- [What is expected]: Across the material below, how many lines contain the word "image"? Give only the number.

——

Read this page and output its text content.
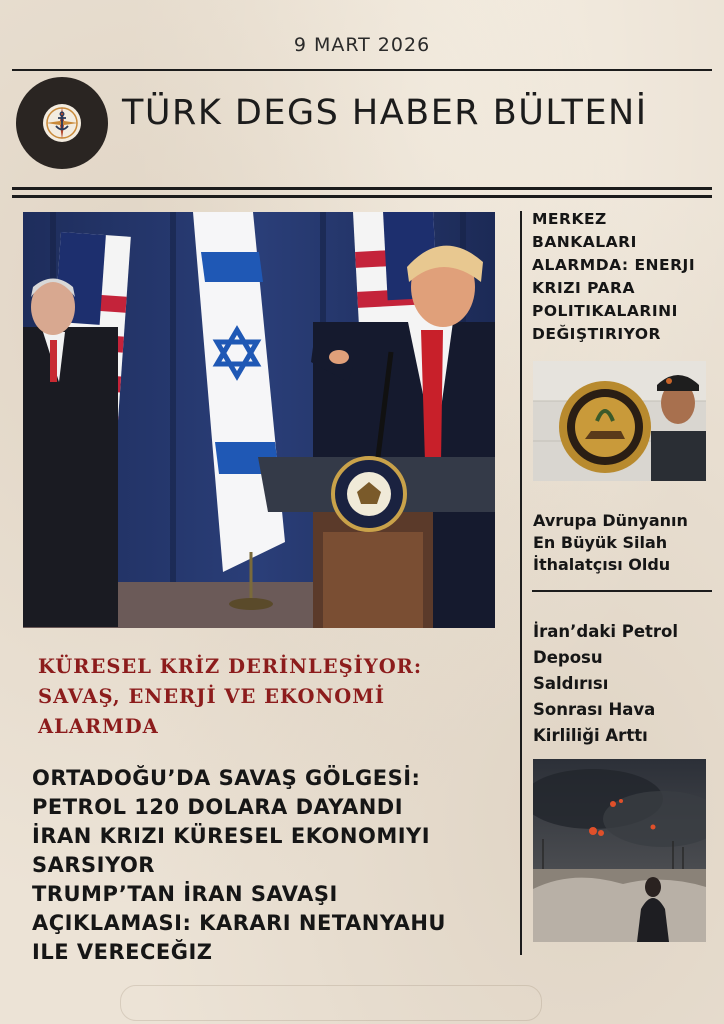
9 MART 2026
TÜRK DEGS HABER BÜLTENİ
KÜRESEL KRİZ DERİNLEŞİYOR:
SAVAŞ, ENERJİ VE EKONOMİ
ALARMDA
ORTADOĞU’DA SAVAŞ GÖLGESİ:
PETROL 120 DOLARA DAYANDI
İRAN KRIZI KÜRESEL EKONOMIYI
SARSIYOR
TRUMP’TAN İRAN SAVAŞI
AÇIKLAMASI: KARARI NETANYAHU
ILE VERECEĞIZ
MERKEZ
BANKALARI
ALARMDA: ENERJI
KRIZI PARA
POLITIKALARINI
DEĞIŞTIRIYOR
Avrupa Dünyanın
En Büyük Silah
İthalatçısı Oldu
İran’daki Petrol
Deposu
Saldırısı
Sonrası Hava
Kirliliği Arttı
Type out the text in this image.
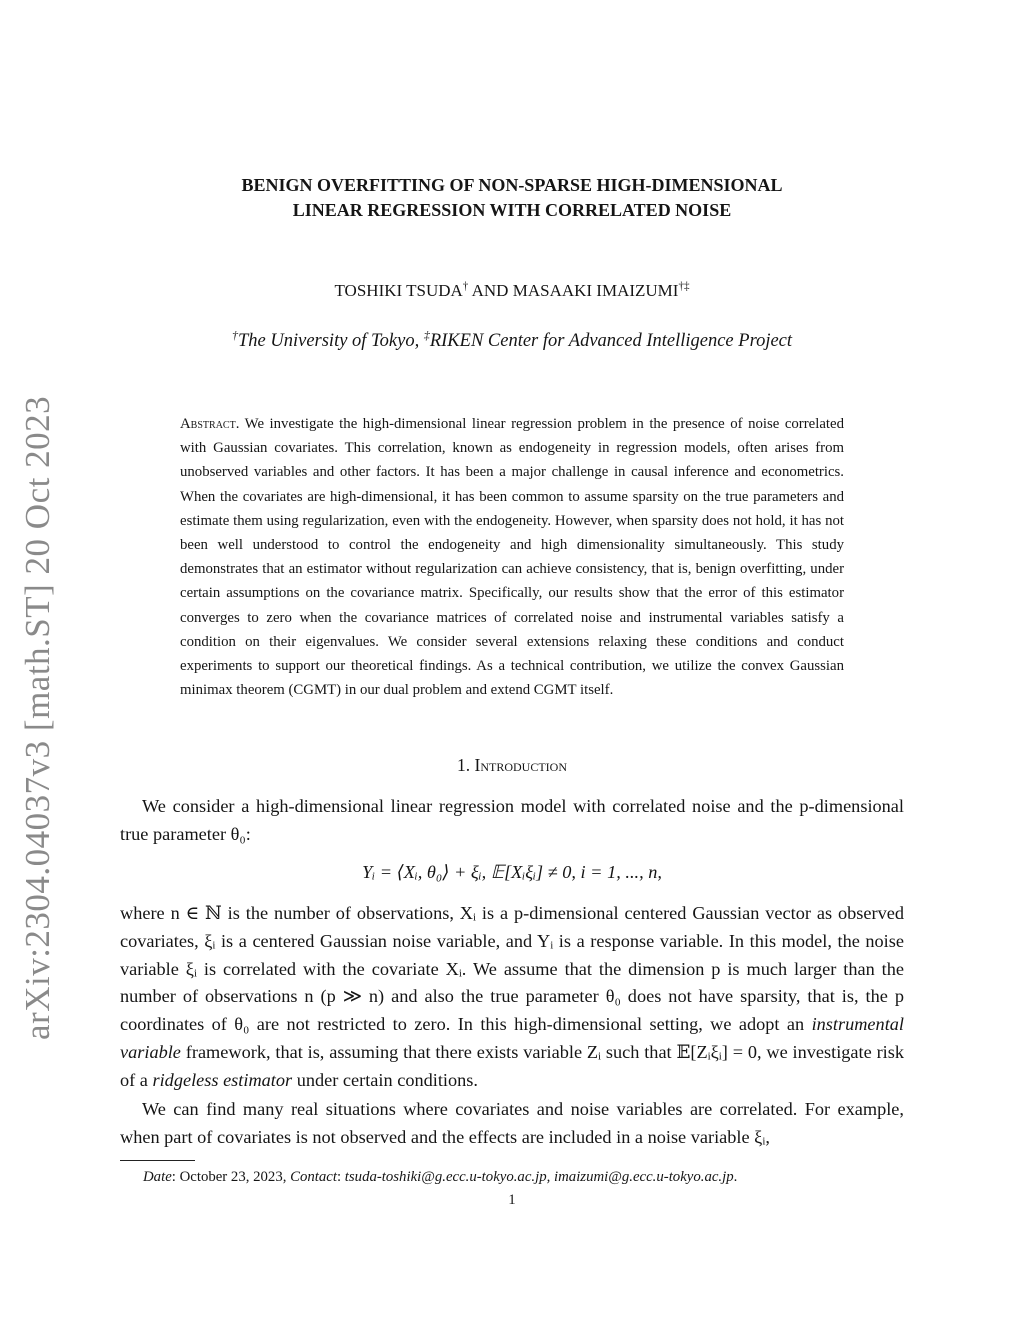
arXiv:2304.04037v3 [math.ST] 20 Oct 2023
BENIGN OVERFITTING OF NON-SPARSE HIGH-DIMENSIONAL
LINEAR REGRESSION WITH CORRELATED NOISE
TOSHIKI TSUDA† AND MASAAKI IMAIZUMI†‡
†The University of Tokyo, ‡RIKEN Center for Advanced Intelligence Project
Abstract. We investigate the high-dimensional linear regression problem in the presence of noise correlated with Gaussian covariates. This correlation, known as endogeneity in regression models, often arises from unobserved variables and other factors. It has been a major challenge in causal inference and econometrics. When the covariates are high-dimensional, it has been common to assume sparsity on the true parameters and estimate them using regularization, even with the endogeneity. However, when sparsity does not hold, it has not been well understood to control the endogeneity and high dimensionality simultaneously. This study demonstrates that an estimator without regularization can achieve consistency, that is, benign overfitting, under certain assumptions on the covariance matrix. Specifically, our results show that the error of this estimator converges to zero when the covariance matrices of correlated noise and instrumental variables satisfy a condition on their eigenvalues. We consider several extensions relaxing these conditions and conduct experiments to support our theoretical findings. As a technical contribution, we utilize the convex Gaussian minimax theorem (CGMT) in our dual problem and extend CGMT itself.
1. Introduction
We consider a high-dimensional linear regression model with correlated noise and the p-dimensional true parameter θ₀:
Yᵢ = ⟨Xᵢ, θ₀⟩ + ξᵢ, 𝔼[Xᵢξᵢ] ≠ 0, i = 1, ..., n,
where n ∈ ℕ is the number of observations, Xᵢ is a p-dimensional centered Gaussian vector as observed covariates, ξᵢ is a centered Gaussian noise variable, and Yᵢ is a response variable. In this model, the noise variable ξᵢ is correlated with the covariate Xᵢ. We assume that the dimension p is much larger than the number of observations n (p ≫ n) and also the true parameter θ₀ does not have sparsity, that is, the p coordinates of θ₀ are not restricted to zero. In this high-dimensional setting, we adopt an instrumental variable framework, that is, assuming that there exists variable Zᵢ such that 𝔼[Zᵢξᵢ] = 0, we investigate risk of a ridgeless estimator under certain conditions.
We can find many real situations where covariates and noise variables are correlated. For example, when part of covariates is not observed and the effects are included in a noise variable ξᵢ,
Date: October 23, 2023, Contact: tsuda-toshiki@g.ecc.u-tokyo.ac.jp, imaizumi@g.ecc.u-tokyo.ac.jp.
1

——

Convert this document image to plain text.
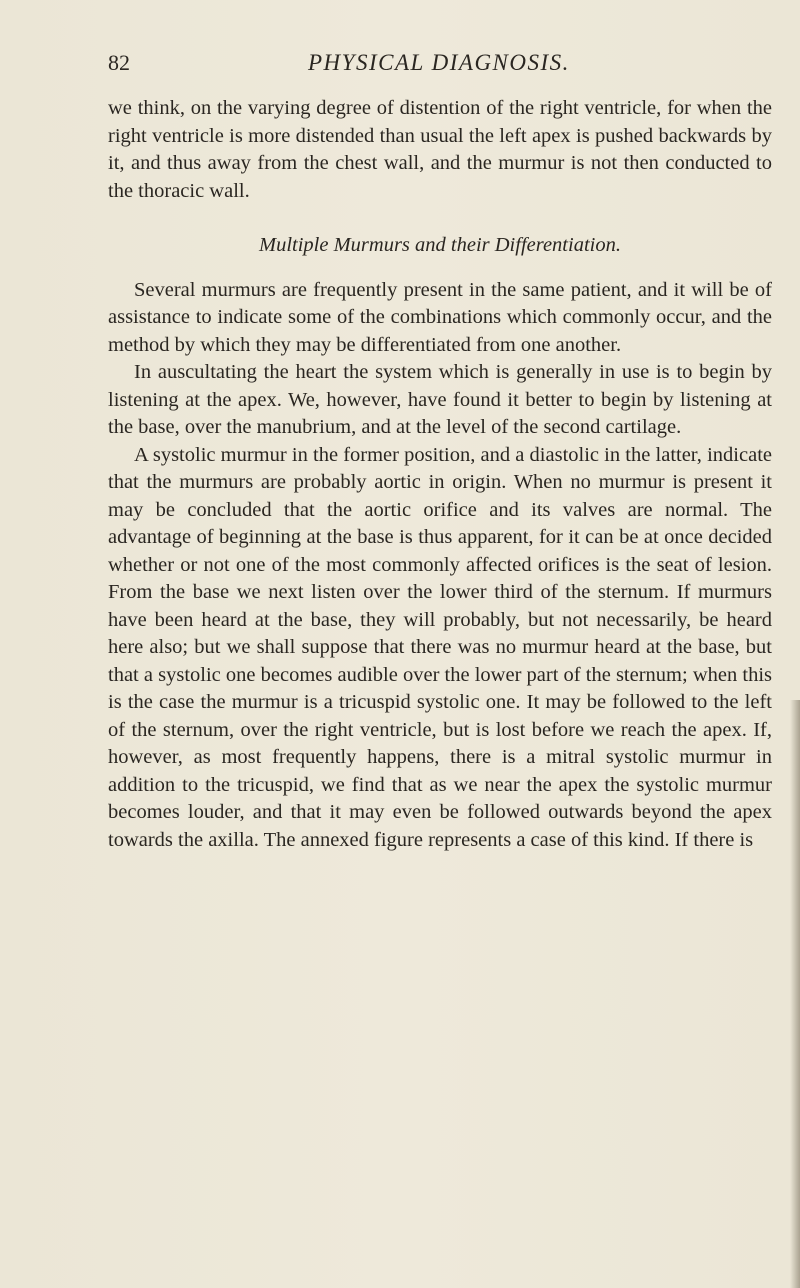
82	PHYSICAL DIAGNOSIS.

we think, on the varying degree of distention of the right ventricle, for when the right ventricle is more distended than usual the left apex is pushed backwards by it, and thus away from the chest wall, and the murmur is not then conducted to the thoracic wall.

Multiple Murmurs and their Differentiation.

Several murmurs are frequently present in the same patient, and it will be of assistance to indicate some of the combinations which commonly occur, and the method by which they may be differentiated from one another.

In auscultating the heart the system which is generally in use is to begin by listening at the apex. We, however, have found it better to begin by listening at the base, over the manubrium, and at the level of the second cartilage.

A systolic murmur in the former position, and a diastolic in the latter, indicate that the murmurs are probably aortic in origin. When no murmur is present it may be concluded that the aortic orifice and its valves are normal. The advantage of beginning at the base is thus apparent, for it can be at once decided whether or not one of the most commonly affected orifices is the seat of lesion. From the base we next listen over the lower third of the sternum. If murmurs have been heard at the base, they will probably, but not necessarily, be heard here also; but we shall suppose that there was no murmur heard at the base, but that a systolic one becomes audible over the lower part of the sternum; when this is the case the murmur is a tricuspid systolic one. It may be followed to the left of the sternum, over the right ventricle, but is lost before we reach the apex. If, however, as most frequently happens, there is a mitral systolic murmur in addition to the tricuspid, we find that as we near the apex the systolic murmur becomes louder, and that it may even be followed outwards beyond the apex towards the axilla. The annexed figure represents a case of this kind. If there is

——

- [Answer]: 2